Work to be completed:
Reproduce the listing below exactly. Pictures do not belong in the copy.

Material provided:
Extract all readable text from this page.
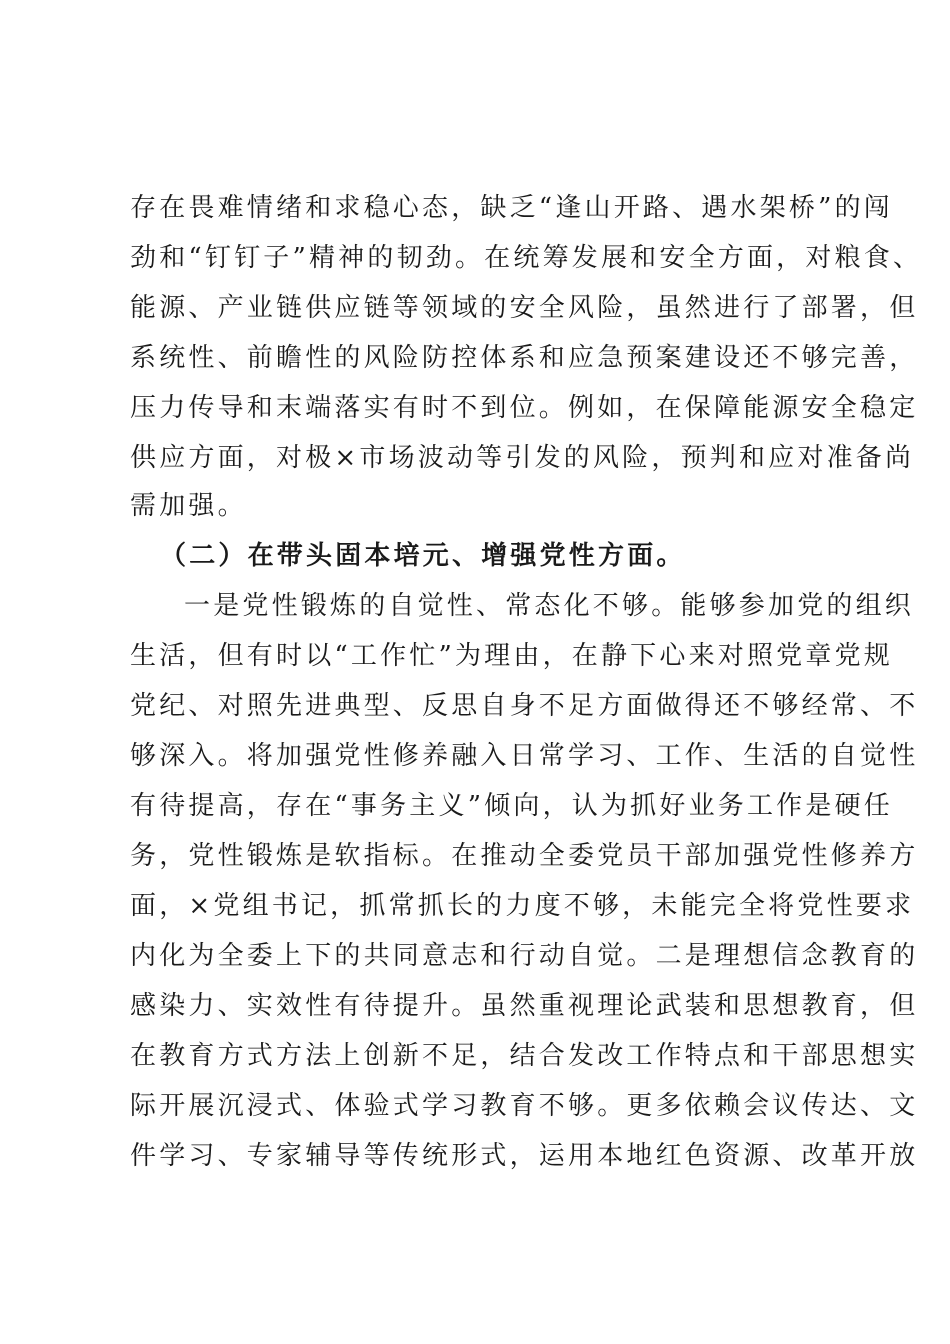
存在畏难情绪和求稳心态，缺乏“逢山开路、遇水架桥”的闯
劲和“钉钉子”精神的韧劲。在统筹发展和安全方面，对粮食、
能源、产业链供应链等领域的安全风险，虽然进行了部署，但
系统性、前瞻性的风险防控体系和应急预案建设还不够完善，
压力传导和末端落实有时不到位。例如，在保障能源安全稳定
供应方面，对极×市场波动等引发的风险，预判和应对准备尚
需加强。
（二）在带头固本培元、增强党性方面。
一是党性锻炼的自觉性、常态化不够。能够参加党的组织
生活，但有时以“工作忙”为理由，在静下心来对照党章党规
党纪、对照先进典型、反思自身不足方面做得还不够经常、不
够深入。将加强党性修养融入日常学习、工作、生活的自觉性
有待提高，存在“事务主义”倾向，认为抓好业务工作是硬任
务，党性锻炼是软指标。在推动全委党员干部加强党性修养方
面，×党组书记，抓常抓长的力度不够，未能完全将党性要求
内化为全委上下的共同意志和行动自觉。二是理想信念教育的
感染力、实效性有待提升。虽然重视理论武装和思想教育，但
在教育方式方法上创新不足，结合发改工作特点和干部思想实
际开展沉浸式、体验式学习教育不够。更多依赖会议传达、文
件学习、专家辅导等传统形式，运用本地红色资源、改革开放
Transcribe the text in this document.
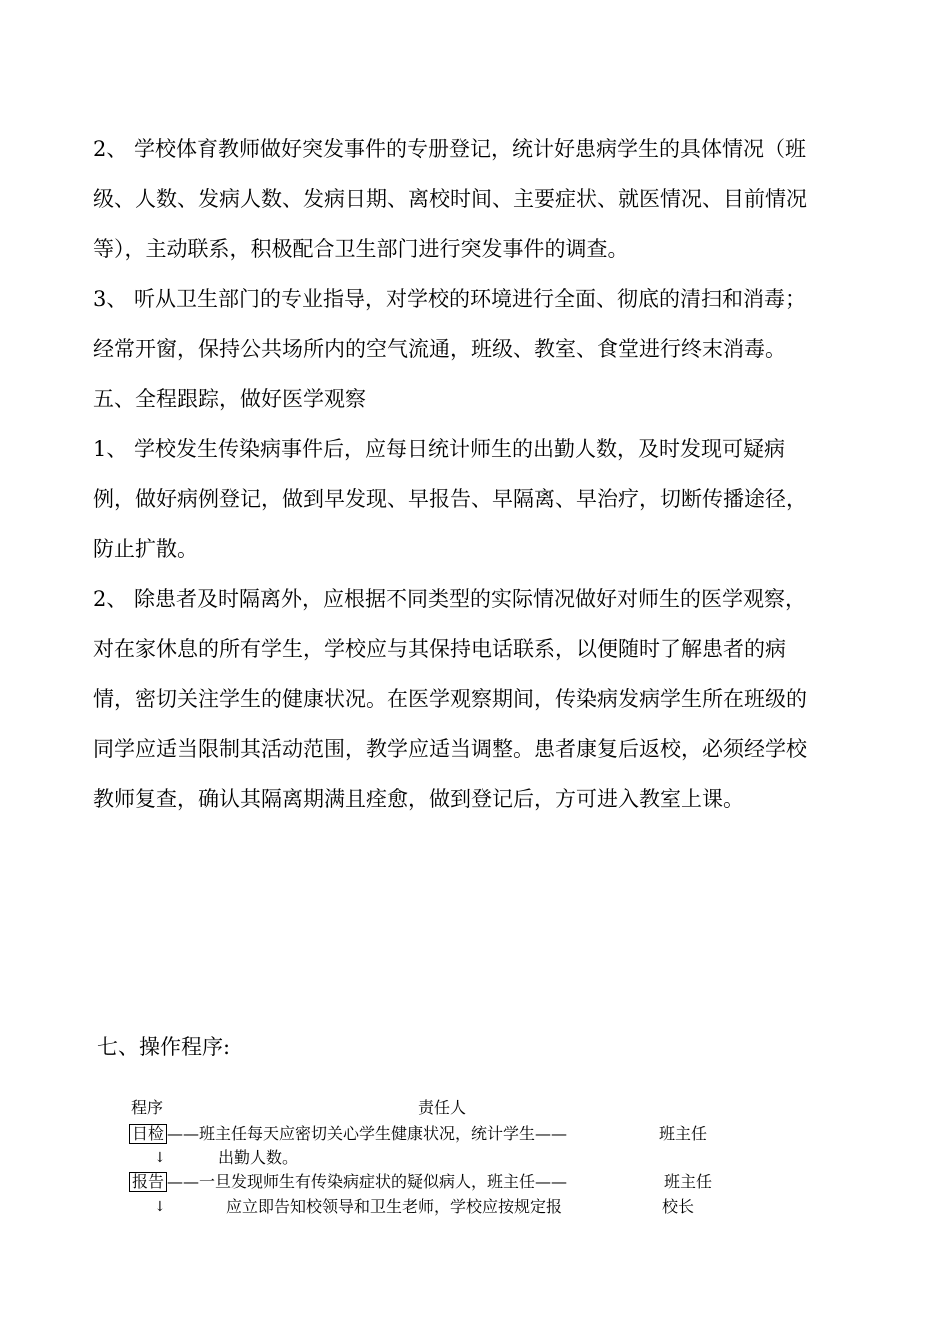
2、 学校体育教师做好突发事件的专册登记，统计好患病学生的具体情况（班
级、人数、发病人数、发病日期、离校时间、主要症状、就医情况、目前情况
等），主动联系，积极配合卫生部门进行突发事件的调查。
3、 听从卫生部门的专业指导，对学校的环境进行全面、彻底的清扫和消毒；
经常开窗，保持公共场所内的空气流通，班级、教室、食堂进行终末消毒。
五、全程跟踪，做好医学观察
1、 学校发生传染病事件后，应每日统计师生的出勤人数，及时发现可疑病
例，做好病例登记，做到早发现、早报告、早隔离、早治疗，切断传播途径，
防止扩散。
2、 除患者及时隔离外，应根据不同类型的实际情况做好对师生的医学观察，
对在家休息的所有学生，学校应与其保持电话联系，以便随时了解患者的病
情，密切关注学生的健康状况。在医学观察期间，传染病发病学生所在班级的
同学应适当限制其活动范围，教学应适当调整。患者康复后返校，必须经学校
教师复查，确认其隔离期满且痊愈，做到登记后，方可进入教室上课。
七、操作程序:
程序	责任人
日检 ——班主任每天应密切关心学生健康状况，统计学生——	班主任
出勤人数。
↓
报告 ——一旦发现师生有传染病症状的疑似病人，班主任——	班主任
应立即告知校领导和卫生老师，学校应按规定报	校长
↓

Complete response:
Extract all readable text from this page.
存在畏难情绪和求稳心态，缺乏“逢山开路、遇水架桥”的闯
劲和“钉钉子”精神的韧劲。在统筹发展和安全方面，对粮食、
能源、产业链供应链等领域的安全风险，虽然进行了部署，但
系统性、前瞻性的风险防控体系和应急预案建设还不够完善，
压力传导和末端落实有时不到位。例如，在保障能源安全稳定
供应方面，对极×市场波动等引发的风险，预判和应对准备尚
需加强。
（二）在带头固本培元、增强党性方面。
一是党性锻炼的自觉性、常态化不够。能够参加党的组织
生活，但有时以“工作忙”为理由，在静下心来对照党章党规
党纪、对照先进典型、反思自身不足方面做得还不够经常、不
够深入。将加强党性修养融入日常学习、工作、生活的自觉性
有待提高，存在“事务主义”倾向，认为抓好业务工作是硬任
务，党性锻炼是软指标。在推动全委党员干部加强党性修养方
面，×党组书记，抓常抓长的力度不够，未能完全将党性要求
内化为全委上下的共同意志和行动自觉。二是理想信念教育的
感染力、实效性有待提升。虽然重视理论武装和思想教育，但
在教育方式方法上创新不足，结合发改工作特点和干部思想实
际开展沉浸式、体验式学习教育不够。更多依赖会议传达、文
件学习、专家辅导等传统形式，运用本地红色资源、改革开放
Transcribe the text in this document.
2、 学校体育教师做好突发事件的专册登记，统计好患病学生的具体情况（班
级、人数、发病人数、发病日期、离校时间、主要症状、就医情况、目前情况
等），主动联系，积极配合卫生部门进行突发事件的调查。
3、 听从卫生部门的专业指导，对学校的环境进行全面、彻底的清扫和消毒；
经常开窗，保持公共场所内的空气流通，班级、教室、食堂进行终末消毒。
五、全程跟踪，做好医学观察
1、 学校发生传染病事件后，应每日统计师生的出勤人数，及时发现可疑病
例，做好病例登记，做到早发现、早报告、早隔离、早治疗，切断传播途径，
防止扩散。
2、 除患者及时隔离外，应根据不同类型的实际情况做好对师生的医学观察，
对在家休息的所有学生，学校应与其保持电话联系，以便随时了解患者的病
情，密切关注学生的健康状况。在医学观察期间，传染病发病学生所在班级的
同学应适当限制其活动范围，教学应适当调整。患者康复后返校，必须经学校
教师复查，确认其隔离期满且痊愈，做到登记后，方可进入教室上课。
七、操作程序:
程序	责任人
日检 ——班主任每天应密切关心学生健康状况，统计学生——	班主任
出勤人数。
↓
报告 ——一旦发现师生有传染病症状的疑似病人，班主任——	班主任
应立即告知校领导和卫生老师，学校应按规定报	校长
↓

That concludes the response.